(Dataset entries)
=-=-=-=-=

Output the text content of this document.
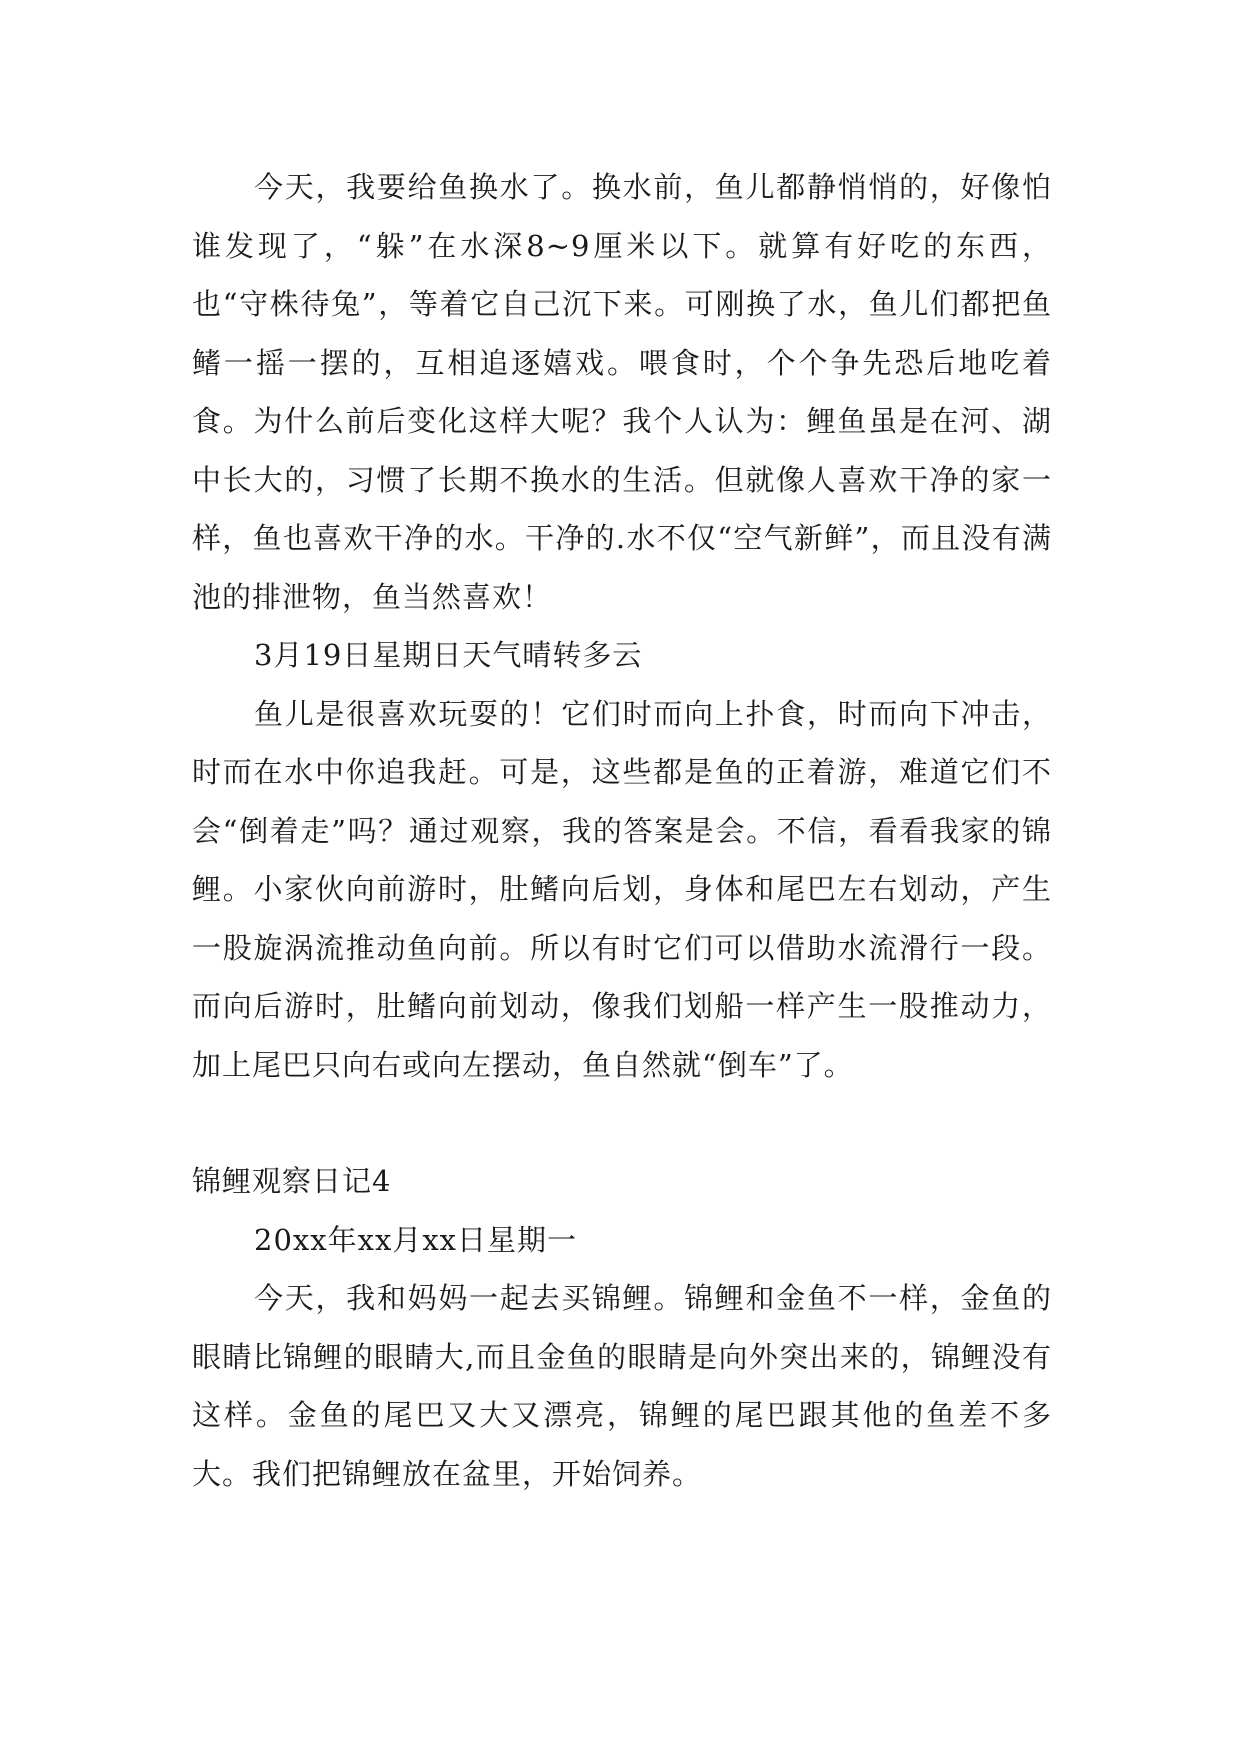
今天，我要给鱼换水了。换水前，鱼儿都静悄悄的，好像怕谁发现了，“躲”在水深8~9厘米以下。就算有好吃的东西，也“守株待兔”，等着它自己沉下来。可刚换了水，鱼儿们都把鱼鳍一摇一摆的，互相追逐嬉戏。喂食时，个个争先恐后地吃着食。为什么前后变化这样大呢？我个人认为：鲤鱼虽是在河、湖中长大的，习惯了长期不换水的生活。但就像人喜欢干净的家一样，鱼也喜欢干净的水。干净的.水不仅“空气新鲜”，而且没有满池的排泄物，鱼当然喜欢！

3月19日星期日天气晴转多云

鱼儿是很喜欢玩耍的！它们时而向上扑食，时而向下冲击，时而在水中你追我赶。可是，这些都是鱼的正着游，难道它们不会“倒着走”吗？通过观察，我的答案是会。不信，看看我家的锦鲤。小家伙向前游时，肚鳍向后划，身体和尾巴左右划动，产生一股旋涡流推动鱼向前。所以有时它们可以借助水流滑行一段。而向后游时，肚鳍向前划动，像我们划船一样产生一股推动力，加上尾巴只向右或向左摆动，鱼自然就“倒车”了。

锦鲤观察日记4

20xx年xx月xx日星期一

今天，我和妈妈一起去买锦鲤。锦鲤和金鱼不一样，金鱼的眼睛比锦鲤的眼睛大,而且金鱼的眼睛是向外突出来的，锦鲤没有这样。金鱼的尾巴又大又漂亮，锦鲤的尾巴跟其他的鱼差不多大。我们把锦鲤放在盆里，开始饲养。
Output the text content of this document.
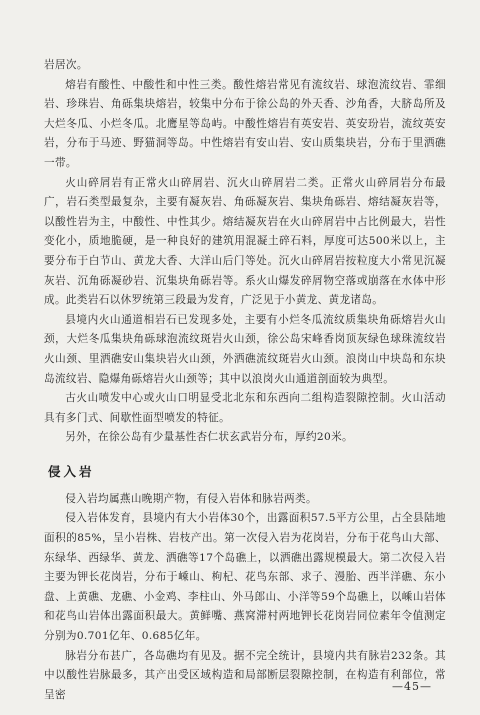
岩居次。

熔岩有酸性、中酸性和中性三类。酸性熔岩常见有流纹岩、球泡流纹岩、霏细岩、珍珠岩、角砾集块熔岩，较集中分布于徐公岛的外天香、沙角香，大脐岛所及大烂冬瓜、小烂冬瓜。北鹰星等岛屿。中酸性熔岩有英安岩、英安玢岩，流纹英安岩，分布于马迹、野猫洞等岛。中性熔岩有安山岩、安山质集块岩，分布于里洒礁一带。

火山碎屑岩有正常火山碎屑岩、沉火山碎屑岩二类。正常火山碎屑岩分布最广，岩石类型最复杂，主要有凝灰岩、角砾凝灰岩、集块角砾岩、熔结凝灰岩等，以酸性岩为主，中酸性、中性其少。熔结凝灰岩在火山碎屑岩中占比例最大，岩性变化小，质地脆硬，是一种良好的建筑用混凝土碎石料，厚度可达500米以上，主要分布于白节山、黄龙大香、大洋山后门等处。沉火山碎屑岩按粒度大小常见沉凝灰岩、沉角砾凝砂岩、沉集块角砾岩等。系火山爆发碎屑物空落或崩落在水体中形成。此类岩石以休罗统第三段最为发育，广泛见于小黄龙、黄龙诸岛。

县境内火山通道相岩石已发现多处，主要有小烂冬瓜流纹质集块角砾熔岩火山颈，大烂冬瓜集块角砾球泡流纹斑岩火山颈，徐公岛宋峰香岗顶灰绿色球珠流纹岩火山颈、里洒礁安山集块岩火山颈，外洒礁流纹斑岩火山颈。浪岗山中块岛和东块岛流纹岩、隐爆角砾熔岩火山颈等；其中以浪岗火山通道剖面较为典型。

古火山喷发中心或火山口明显受北北东和东西向二组构造裂隙控制。火山活动具有多门式、间歇性面型喷发的特征。

另外，在徐公岛有少量基性杏仁状玄武岩分布，厚约20米。

侵入岩

侵入岩均属燕山晚期产物，有侵入岩体和脉岩两类。

侵入岩体发育，县境内有大小岩体30个，出露面积57.5平方公里，占全县陆地面积的85%，呈小岩株、岩枝产出。第一次侵入岩为花岗岩，分布于花鸟山大部、东绿华、西绿华、黄龙、洒礁等17个岛礁上，以洒礁出露规模最大。第二次侵入岩主要为钾长花岗岩，分布于嵊山、枸杞、花鸟东部、求子、漫胎、西半洋礁、东小盘、上黄礁、龙礁、小金鸡、李柱山、外马郎山、小洋等59个岛礁上，以嵊山岩体和花鸟山岩体出露面积最大。黄鲜嘴、燕窝滞村两地钾长花岗岩同位素年令值测定分别为0.701亿年、0.685亿年。

脉岩分布甚广，各岛礁均有见及。据不完全统计，县境内共有脉岩232条。其中以酸性岩脉最多，其产出受区域构造和局部断层裂隙控制，在构造有利部位，常呈密

—45—
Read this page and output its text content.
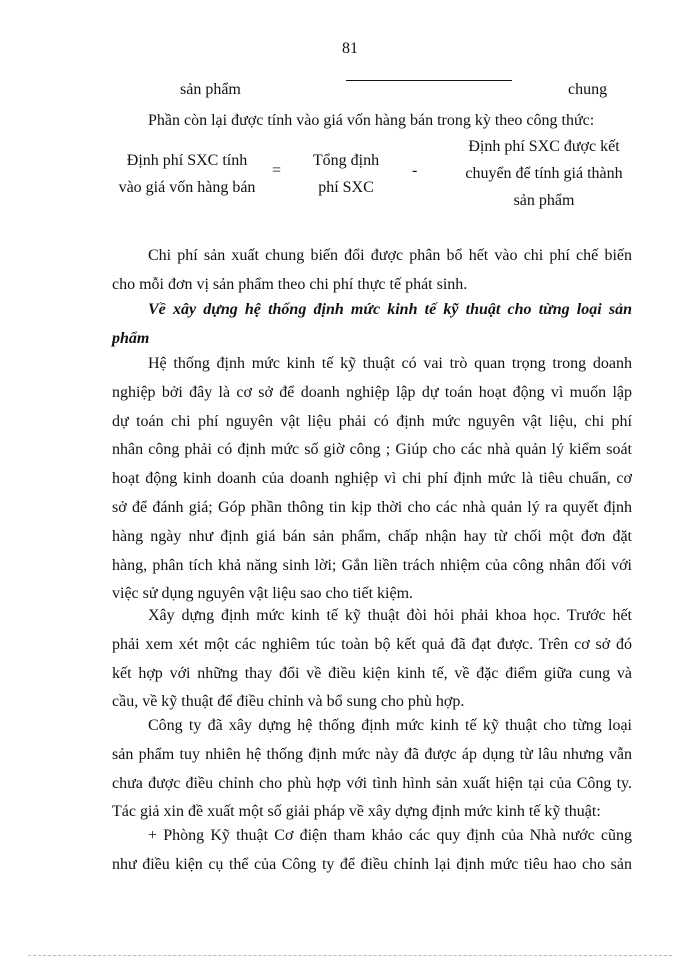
81
sản phẩm	chung
Phần còn lại được tính vào giá vốn hàng bán trong kỳ theo công thức:
Định phí SXC tính
vào giá vốn hàng bán
=
Tổng định
phí SXC
-
Định phí SXC được kết
chuyển để tính giá thành
sản phẩm
Chi phí sản xuất chung biến đổi được phân bổ hết vào chi phí chế biến
cho mỗi đơn vị sản phẩm theo chi phí thực tế phát sinh.
Về xây dựng hệ thống định mức kinh tế kỹ thuật cho từng loại sản
phẩm
Hệ thống định mức kinh tế kỹ thuật có vai trò quan trọng trong doanh
nghiệp bởi đây là cơ sở để doanh nghiệp lập dự toán hoạt động vì muốn lập
dự toán chi phí nguyên vật liệu phải có định mức nguyên vật liệu, chi phí
nhân công phải có định mức số giờ công ; Giúp cho các nhà quản lý kiểm soát
hoạt động kinh doanh của doanh nghiệp vì chi phí định mức là tiêu chuẩn, cơ
sở để đánh giá; Góp phần thông tin kịp thời cho các nhà quản lý ra quyết định
hàng ngày như định giá bán sản phẩm, chấp nhận hay từ chối một đơn đặt
hàng, phân tích khả năng sinh lời; Gắn liền trách nhiệm của công nhân đối với
việc sử dụng nguyên vật liệu sao cho tiết kiệm.
Xây dựng định mức kinh tế kỹ thuật đòi hỏi phải khoa học. Trước hết
phải xem xét một các nghiêm túc toàn bộ kết quả đã đạt được. Trên cơ sở đó
kết hợp với những thay đổi về điều kiện kinh tế, về đặc điểm giữa cung và
cầu, về kỹ thuật để điều chỉnh và bổ sung cho phù hợp.
Công ty đã xây dựng hệ thống định mức kinh tế kỹ thuật cho từng loại
sản phẩm tuy nhiên hệ thống định mức này đã được áp dụng từ lâu nhưng vẫn
chưa được điều chỉnh cho phù hợp với tình hình sản xuất hiện tại của Công ty.
Tác giả xin đề xuất một số giải pháp về xây dựng định mức kinh tế kỹ thuật:
+ Phòng Kỹ thuật Cơ điện tham khảo các quy định của Nhà nước cũng
như điều kiện cụ thể của Công ty để điều chỉnh lại định mức tiêu hao cho sản
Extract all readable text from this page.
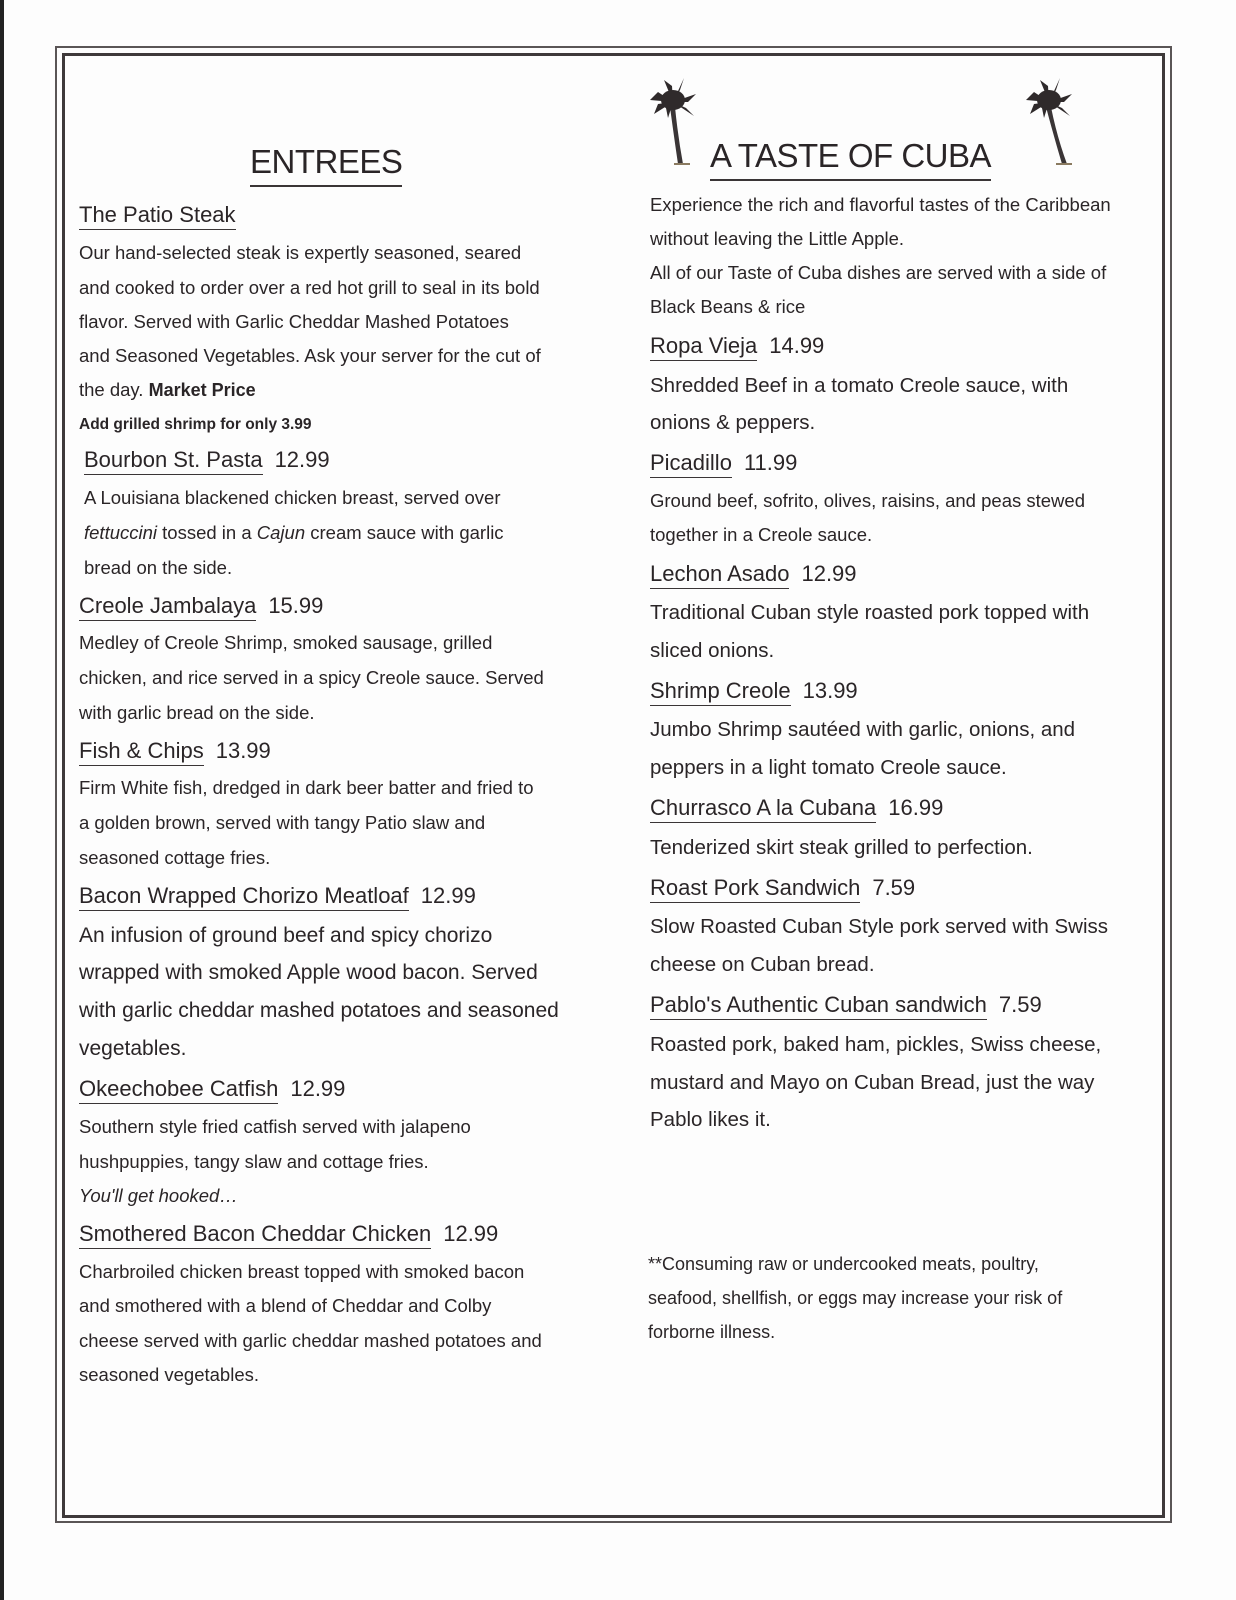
ENTREES	A TASTE OF CUBA
The Patio Steak
Our hand-selected steak is expertly seasoned, seared
and cooked to order over a red hot grill to seal in its bold
flavor. Served with Garlic Cheddar Mashed Potatoes
and Seasoned Vegetables. Ask your server for the cut of
the day. Market Price
Add grilled shrimp for only 3.99
Bourbon St. Pasta 12.99
A Louisiana blackened chicken breast, served over
fettuccini tossed in a Cajun cream sauce with garlic
bread on the side.
Creole Jambalaya 15.99
Medley of Creole Shrimp, smoked sausage, grilled
chicken, and rice served in a spicy Creole sauce. Served
with garlic bread on the side.
Fish & Chips 13.99
Firm White fish, dredged in dark beer batter and fried to
a golden brown, served with tangy Patio slaw and
seasoned cottage fries.
Bacon Wrapped Chorizo Meatloaf 12.99
An infusion of ground beef and spicy chorizo
wrapped with smoked Apple wood bacon. Served
with garlic cheddar mashed potatoes and seasoned
vegetables.
Okeechobee Catfish 12.99
Southern style fried catfish served with jalapeno
hushpuppies, tangy slaw and cottage fries.
You'll get hooked…
Smothered Bacon Cheddar Chicken 12.99
Charbroiled chicken breast topped with smoked bacon
and smothered with a blend of Cheddar and Colby
cheese served with garlic cheddar mashed potatoes and
seasoned vegetables.
Experience the rich and flavorful tastes of the Caribbean
without leaving the Little Apple.
All of our Taste of Cuba dishes are served with a side of
Black Beans & rice
Ropa Vieja 14.99
Shredded Beef in a tomato Creole sauce, with
onions & peppers.
Picadillo 11.99
Ground beef, sofrito, olives, raisins, and peas stewed
together in a Creole sauce.
Lechon Asado 12.99
Traditional Cuban style roasted pork topped with
sliced onions.
Shrimp Creole 13.99
Jumbo Shrimp sautéed with garlic, onions, and
peppers in a light tomato Creole sauce.
Churrasco A la Cubana 16.99
Tenderized skirt steak grilled to perfection.
Roast Pork Sandwich 7.59
Slow Roasted Cuban Style pork served with Swiss
cheese on Cuban bread.
Pablo's Authentic Cuban sandwich 7.59
Roasted pork, baked ham, pickles, Swiss cheese,
mustard and Mayo on Cuban Bread, just the way
Pablo likes it.
**Consuming raw or undercooked meats, poultry,
seafood, shellfish, or eggs may increase your risk of
forborne illness.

=-=-=-=-=

Aim - Copy each line of the data that contains the word "phải".

Problem solution -
dự toán chi phí nguyên vật liệu phải có định mức nguyên vật liệu, chi phí
nhân công phải có định mức số giờ công ; Giúp cho các nhà quản lý kiểm soát
Xây dựng định mức kinh tế kỹ thuật đòi hỏi phải khoa học. Trước hết
phải xem xét một các nghiêm túc toàn bộ kết quả đã đạt được. Trên cơ sở đó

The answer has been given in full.